=== Goal of the exercise ===
Leaving out the pictures, retype all the material exactly.

=== Supplied data ===
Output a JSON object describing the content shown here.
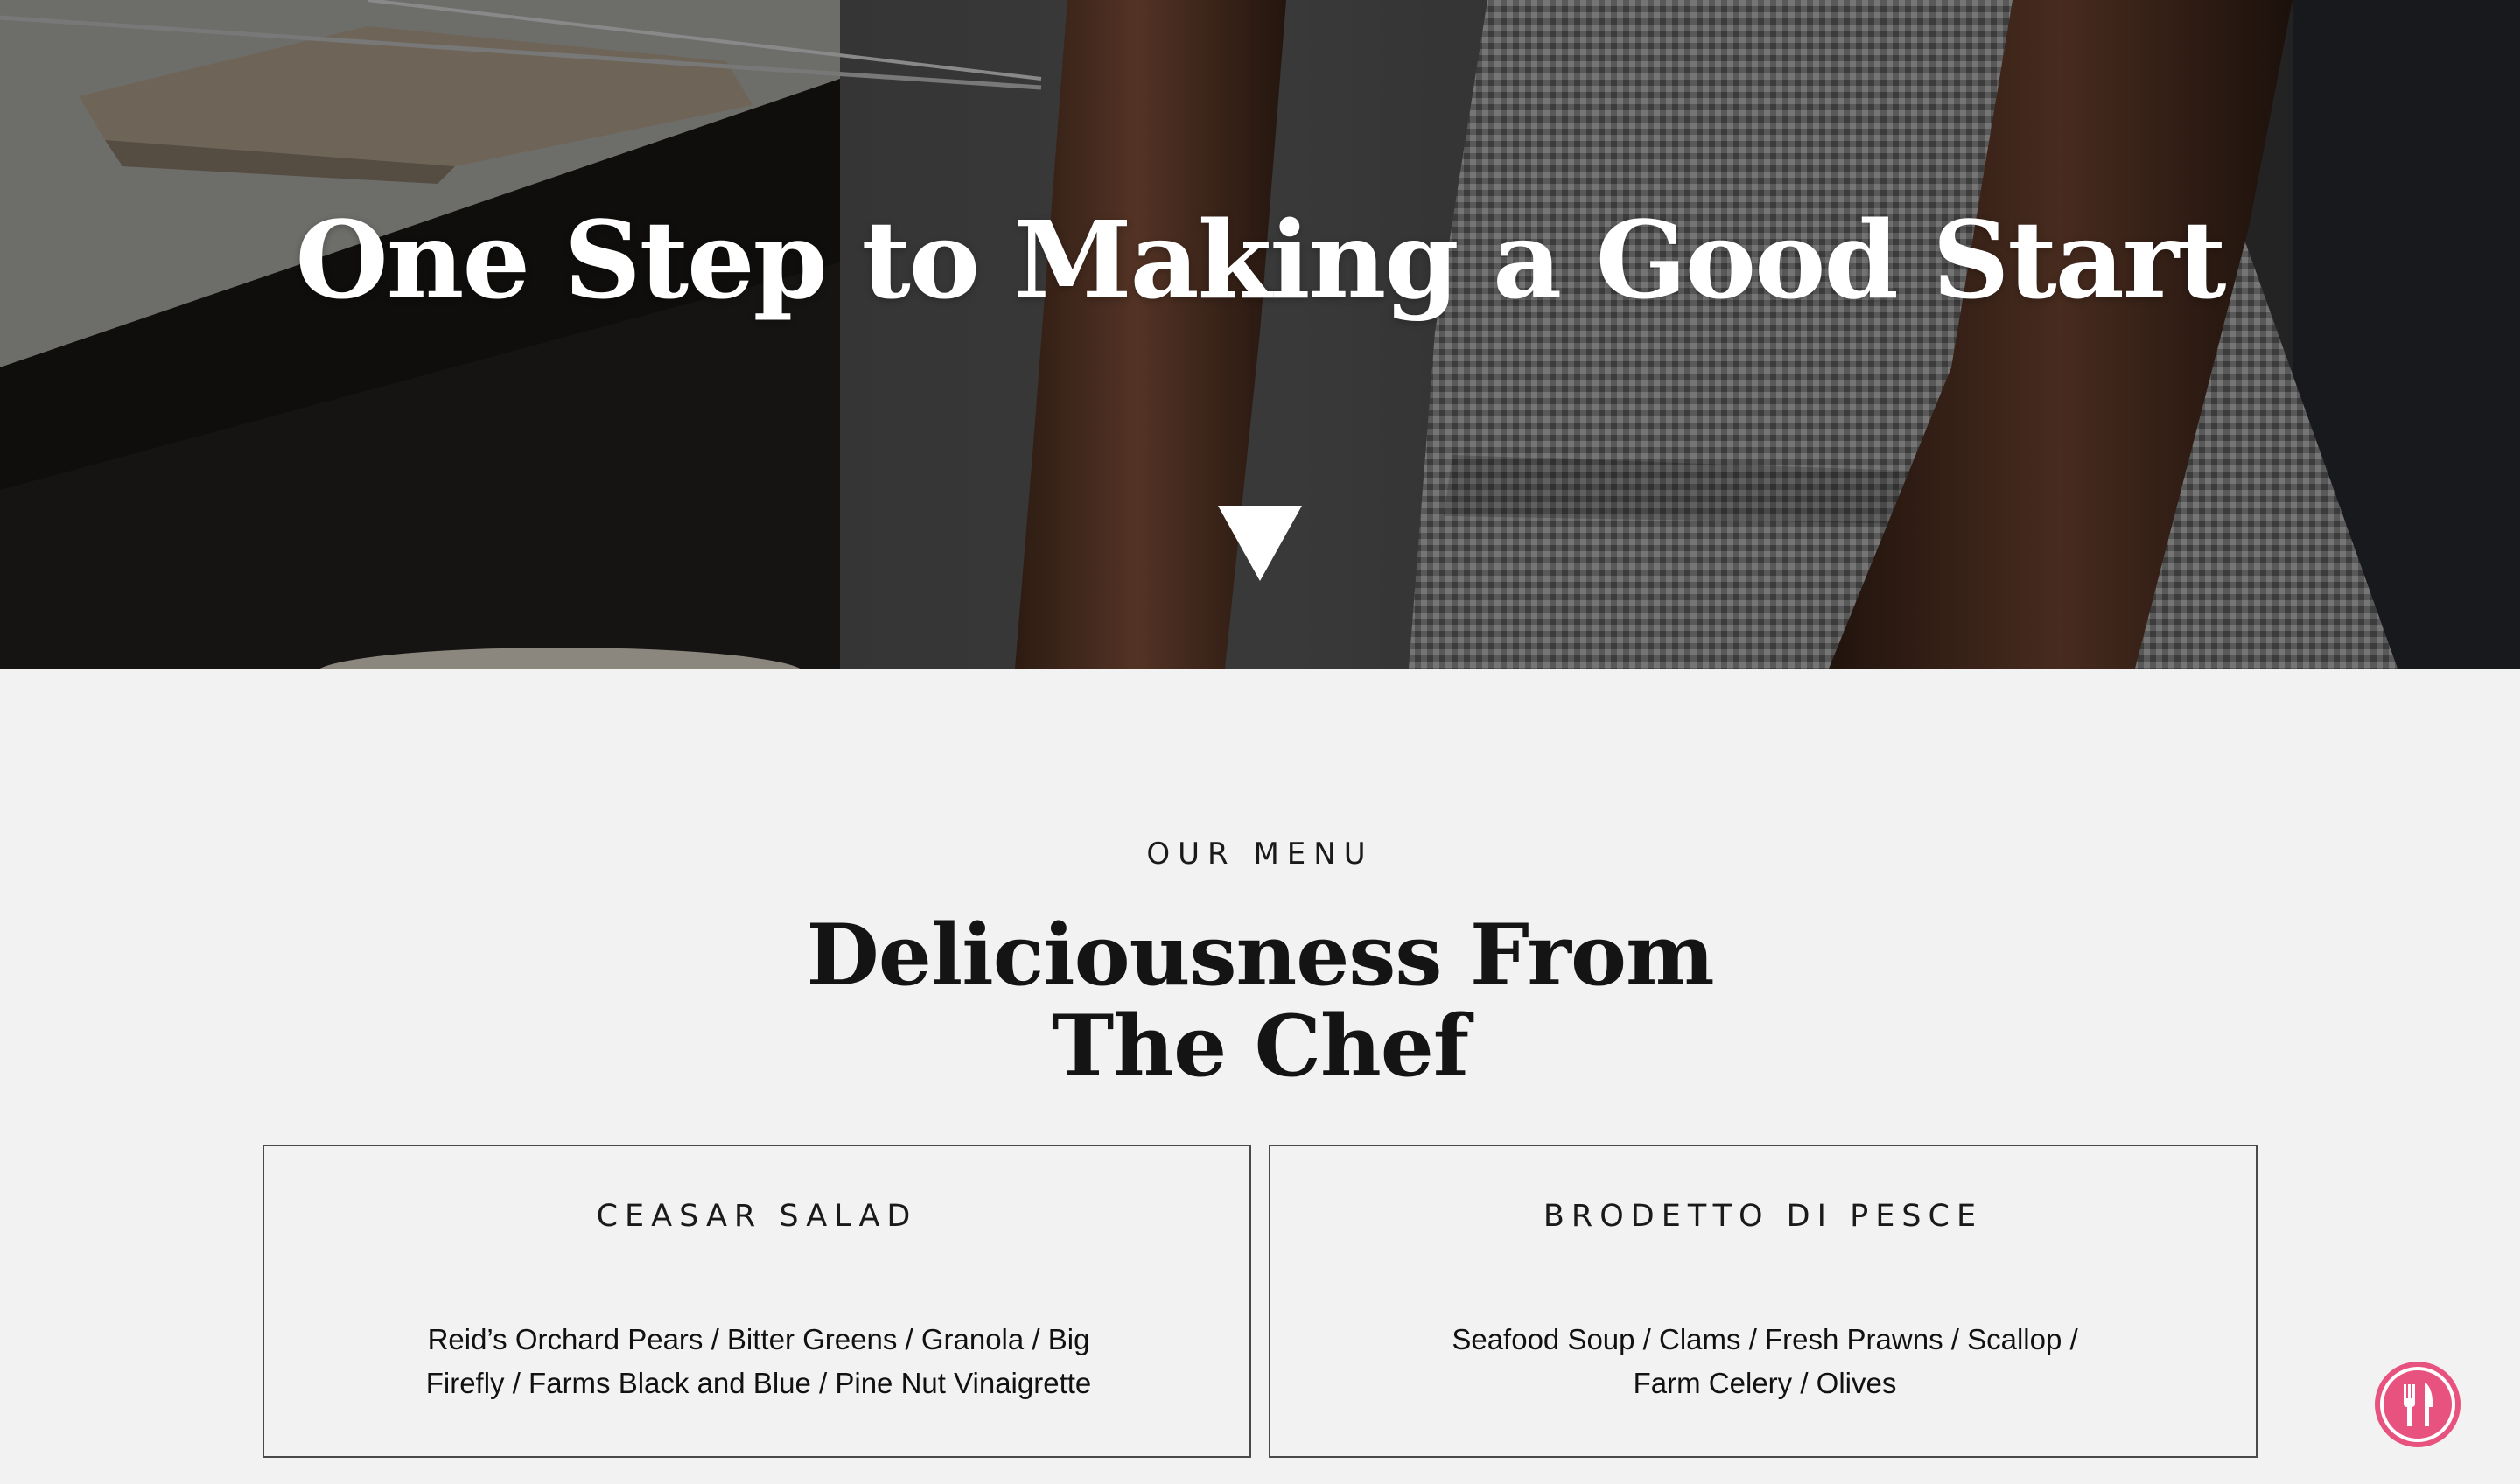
{
  "hero": {
    "title": "One Step to Making a Good Start",
    "scroll_icon": "triangle-down-icon"
  },
  "menu": {
    "eyebrow": "OUR MENU",
    "title": "Deliciousness From The Chef",
    "items": [
      {
        "name": "CEASAR SALAD",
        "description": "Reid’s Orchard Pears / Bitter Greens / Granola / Big Firefly / Farms Black and Blue / Pine Nut Vinaigrette"
      },
      {
        "name": "BRODETTO DI PESCE",
        "description": "Seafood Soup / Clams / Fresh Prawns / Scallop / Farm Celery / Olives"
      }
    ]
  },
  "floating_button": {
    "icon": "fork-knife-icon",
    "color": "#e8527f"
  }
}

=== The completed task ===
Output a JSON object describing the content shown here.
{
  "hero": {
    "title": "One Step to Making a Good Start",
    "scroll_icon": "triangle-down-icon"
  },
  "menu": {
    "eyebrow": "OUR MENU",
    "title": "Deliciousness From The Chef",
    "items": [
      {
        "name": "CEASAR SALAD",
        "description": "Reid’s Orchard Pears / Bitter Greens / Granola / Big Firefly / Farms Black and Blue / Pine Nut Vinaigrette"
      },
      {
        "name": "BRODETTO DI PESCE",
        "description": "Seafood Soup / Clams / Fresh Prawns / Scallop / Farm Celery / Olives"
      }
    ]
  },
  "floating_button": {
    "icon": "fork-knife-icon",
    "color": "#e8527f"
  }
}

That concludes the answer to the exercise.